● Supplied records
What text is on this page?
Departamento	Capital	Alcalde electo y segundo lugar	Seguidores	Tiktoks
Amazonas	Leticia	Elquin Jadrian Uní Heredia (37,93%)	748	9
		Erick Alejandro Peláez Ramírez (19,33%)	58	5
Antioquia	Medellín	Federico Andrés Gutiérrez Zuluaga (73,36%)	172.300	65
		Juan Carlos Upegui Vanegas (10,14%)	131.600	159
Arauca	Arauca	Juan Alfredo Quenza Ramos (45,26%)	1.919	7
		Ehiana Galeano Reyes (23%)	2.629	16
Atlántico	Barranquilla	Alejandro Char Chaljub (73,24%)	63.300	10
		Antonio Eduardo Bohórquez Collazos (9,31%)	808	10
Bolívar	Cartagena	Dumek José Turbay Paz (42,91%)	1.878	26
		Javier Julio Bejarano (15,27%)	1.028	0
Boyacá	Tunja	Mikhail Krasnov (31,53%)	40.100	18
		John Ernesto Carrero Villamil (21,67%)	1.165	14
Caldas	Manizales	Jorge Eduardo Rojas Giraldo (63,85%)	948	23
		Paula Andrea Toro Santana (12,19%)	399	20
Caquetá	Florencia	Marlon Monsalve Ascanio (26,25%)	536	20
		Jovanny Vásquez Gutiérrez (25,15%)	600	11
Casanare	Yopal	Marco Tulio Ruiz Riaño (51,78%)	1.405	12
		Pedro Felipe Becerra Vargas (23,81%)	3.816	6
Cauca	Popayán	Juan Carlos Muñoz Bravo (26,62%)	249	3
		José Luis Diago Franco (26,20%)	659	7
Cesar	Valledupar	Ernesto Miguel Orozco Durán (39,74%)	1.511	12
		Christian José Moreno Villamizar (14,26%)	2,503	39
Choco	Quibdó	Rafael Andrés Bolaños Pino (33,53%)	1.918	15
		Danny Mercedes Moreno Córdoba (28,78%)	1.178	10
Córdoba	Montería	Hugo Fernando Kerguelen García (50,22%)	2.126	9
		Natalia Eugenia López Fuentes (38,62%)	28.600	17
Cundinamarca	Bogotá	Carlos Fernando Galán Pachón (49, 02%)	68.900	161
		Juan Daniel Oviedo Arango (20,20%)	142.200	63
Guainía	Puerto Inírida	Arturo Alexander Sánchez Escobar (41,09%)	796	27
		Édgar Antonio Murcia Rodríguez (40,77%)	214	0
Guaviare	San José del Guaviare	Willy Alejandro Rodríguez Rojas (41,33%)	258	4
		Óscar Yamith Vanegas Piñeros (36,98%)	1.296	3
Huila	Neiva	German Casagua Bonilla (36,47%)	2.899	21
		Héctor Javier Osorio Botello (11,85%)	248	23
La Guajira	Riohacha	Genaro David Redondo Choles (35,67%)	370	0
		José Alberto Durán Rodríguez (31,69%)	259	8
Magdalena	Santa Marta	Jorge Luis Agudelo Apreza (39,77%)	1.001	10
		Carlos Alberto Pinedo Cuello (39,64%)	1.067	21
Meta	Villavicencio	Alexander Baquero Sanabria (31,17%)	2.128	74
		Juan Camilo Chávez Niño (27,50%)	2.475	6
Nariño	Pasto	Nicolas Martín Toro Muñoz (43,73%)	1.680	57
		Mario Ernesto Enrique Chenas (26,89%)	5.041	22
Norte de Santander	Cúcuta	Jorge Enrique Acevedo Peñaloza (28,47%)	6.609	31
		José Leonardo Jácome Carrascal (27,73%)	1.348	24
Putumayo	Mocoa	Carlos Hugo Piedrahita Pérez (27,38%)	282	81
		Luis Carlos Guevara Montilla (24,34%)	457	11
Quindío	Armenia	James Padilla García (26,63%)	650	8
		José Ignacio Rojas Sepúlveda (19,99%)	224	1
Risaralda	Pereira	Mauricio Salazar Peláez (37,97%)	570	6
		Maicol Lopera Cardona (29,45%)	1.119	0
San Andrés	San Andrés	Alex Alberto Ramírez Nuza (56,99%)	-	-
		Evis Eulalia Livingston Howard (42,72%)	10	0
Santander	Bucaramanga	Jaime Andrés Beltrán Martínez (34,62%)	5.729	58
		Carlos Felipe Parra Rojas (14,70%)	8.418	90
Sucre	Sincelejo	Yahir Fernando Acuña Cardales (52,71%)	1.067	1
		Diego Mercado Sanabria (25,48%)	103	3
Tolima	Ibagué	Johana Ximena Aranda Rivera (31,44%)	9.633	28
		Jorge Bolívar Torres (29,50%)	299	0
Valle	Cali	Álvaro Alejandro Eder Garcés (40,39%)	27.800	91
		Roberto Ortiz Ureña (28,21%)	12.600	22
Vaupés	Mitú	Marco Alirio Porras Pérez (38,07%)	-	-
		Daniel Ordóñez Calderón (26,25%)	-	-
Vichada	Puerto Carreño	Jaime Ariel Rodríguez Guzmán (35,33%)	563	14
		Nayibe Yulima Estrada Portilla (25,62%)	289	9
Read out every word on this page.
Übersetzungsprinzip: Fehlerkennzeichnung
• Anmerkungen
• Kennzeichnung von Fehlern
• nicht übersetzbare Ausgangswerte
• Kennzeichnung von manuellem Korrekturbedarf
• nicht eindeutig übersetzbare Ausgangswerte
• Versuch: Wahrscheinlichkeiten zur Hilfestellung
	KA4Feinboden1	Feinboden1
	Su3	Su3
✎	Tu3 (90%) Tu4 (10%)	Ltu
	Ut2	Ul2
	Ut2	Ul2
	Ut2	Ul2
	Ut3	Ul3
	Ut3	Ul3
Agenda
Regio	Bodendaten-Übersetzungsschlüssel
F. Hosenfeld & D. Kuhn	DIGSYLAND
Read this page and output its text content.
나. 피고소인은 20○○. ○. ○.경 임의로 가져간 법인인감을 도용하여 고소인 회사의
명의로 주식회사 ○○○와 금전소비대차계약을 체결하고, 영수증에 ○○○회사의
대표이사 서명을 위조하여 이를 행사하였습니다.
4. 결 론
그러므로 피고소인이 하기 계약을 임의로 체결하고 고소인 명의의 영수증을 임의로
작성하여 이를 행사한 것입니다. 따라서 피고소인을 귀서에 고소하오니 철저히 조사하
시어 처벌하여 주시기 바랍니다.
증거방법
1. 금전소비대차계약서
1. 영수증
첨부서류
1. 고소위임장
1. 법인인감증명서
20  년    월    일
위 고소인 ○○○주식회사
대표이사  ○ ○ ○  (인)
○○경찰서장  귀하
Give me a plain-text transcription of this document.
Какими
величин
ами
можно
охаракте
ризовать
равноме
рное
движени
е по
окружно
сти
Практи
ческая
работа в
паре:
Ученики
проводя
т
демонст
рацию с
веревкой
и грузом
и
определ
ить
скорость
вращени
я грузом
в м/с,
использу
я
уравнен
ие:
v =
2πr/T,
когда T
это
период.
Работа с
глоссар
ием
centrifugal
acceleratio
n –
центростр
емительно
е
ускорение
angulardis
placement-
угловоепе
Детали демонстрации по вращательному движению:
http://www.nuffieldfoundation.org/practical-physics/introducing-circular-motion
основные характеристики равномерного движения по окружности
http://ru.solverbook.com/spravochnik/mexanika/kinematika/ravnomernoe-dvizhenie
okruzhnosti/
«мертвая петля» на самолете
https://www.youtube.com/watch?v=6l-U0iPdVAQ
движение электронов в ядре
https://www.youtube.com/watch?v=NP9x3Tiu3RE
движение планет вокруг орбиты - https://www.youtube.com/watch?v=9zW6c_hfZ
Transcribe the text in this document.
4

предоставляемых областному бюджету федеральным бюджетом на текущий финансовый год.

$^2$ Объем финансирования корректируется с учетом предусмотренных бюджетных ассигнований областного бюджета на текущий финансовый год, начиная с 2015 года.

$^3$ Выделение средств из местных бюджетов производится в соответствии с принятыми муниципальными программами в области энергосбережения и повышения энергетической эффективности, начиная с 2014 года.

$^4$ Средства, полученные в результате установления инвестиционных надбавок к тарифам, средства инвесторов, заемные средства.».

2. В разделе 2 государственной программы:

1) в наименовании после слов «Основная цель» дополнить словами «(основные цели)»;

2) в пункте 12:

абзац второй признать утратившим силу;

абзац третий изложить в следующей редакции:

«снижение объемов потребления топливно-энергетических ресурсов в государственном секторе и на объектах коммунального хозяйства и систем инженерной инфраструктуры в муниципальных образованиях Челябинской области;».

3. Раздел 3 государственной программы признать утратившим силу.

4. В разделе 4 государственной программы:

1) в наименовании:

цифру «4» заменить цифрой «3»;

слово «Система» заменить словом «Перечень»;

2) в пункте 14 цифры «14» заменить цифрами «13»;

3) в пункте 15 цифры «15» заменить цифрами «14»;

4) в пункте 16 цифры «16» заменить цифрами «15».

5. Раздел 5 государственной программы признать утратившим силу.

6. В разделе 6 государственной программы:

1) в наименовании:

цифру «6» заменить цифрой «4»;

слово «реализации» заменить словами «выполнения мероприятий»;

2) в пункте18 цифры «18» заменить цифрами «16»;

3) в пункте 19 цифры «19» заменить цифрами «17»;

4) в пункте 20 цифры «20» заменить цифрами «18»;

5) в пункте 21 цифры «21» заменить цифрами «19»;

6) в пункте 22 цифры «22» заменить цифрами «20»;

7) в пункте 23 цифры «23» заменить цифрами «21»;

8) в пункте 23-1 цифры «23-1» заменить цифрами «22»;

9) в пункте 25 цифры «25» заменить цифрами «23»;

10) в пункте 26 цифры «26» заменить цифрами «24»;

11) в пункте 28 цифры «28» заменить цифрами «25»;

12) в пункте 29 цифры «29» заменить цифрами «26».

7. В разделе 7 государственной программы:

● Direction
Give only the number of lines in the material above that hold the word "Córdoba".

● The answer
2